**Instructions to follow:**
The records should be written out in full, with nothing altered.

**Material for the task:**

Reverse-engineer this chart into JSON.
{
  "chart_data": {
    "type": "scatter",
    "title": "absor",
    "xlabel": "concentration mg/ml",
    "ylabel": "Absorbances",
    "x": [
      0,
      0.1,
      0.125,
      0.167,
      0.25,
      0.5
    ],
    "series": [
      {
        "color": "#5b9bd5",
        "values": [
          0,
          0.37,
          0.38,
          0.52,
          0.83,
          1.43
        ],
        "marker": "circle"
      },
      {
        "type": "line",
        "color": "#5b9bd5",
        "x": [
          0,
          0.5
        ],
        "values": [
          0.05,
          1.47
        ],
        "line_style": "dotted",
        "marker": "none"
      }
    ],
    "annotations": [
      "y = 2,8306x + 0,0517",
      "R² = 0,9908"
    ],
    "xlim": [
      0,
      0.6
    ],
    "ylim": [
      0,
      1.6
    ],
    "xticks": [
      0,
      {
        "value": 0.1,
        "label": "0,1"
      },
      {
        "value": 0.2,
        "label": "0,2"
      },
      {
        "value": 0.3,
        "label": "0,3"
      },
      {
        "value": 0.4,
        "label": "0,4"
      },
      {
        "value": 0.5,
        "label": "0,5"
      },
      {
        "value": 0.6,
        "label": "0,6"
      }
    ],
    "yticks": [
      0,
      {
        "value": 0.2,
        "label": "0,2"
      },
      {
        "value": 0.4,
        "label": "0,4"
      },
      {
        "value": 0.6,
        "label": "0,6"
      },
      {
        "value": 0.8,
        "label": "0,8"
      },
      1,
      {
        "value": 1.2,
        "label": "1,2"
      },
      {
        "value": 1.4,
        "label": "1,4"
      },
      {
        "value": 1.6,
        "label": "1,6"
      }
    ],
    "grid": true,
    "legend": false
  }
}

**Answer in full:**
Reverse-engineer this chart into JSON.
{
  "chart_data": {
    "type": "scatter",
    "title": "absor",
    "xlabel": "concentration mg/ml",
    "ylabel": "Absorbances",
    "x": [
      0,
      0.1,
      0.125,
      0.167,
      0.25,
      0.5
    ],
    "series": [
      {
        "color": "#5b9bd5",
        "values": [
          0,
          0.37,
          0.38,
          0.52,
          0.83,
          1.43
        ],
        "marker": "circle"
      },
      {
        "type": "line",
        "color": "#5b9bd5",
        "x": [
          0,
          0.5
        ],
        "values": [
          0.05,
          1.47
        ],
        "line_style": "dotted",
        "marker": "none"
      }
    ],
    "annotations": [
      "y = 2,8306x + 0,0517",
      "R² = 0,9908"
    ],
    "xlim": [
      0,
      0.6
    ],
    "ylim": [
      0,
      1.6
    ],
    "xticks": [
      0,
      {
        "value": 0.1,
        "label": "0,1"
      },
      {
        "value": 0.2,
        "label": "0,2"
      },
      {
        "value": 0.3,
        "label": "0,3"
      },
      {
        "value": 0.4,
        "label": "0,4"
      },
      {
        "value": 0.5,
        "label": "0,5"
      },
      {
        "value": 0.6,
        "label": "0,6"
      }
    ],
    "yticks": [
      0,
      {
        "value": 0.2,
        "label": "0,2"
      },
      {
        "value": 0.4,
        "label": "0,4"
      },
      {
        "value": 0.6,
        "label": "0,6"
      },
      {
        "value": 0.8,
        "label": "0,8"
      },
      1,
      {
        "value": 1.2,
        "label": "1,2"
      },
      {
        "value": 1.4,
        "label": "1,4"
      },
      {
        "value": 1.6,
        "label": "1,6"
      }
    ],
    "grid": true,
    "legend": false
  }
}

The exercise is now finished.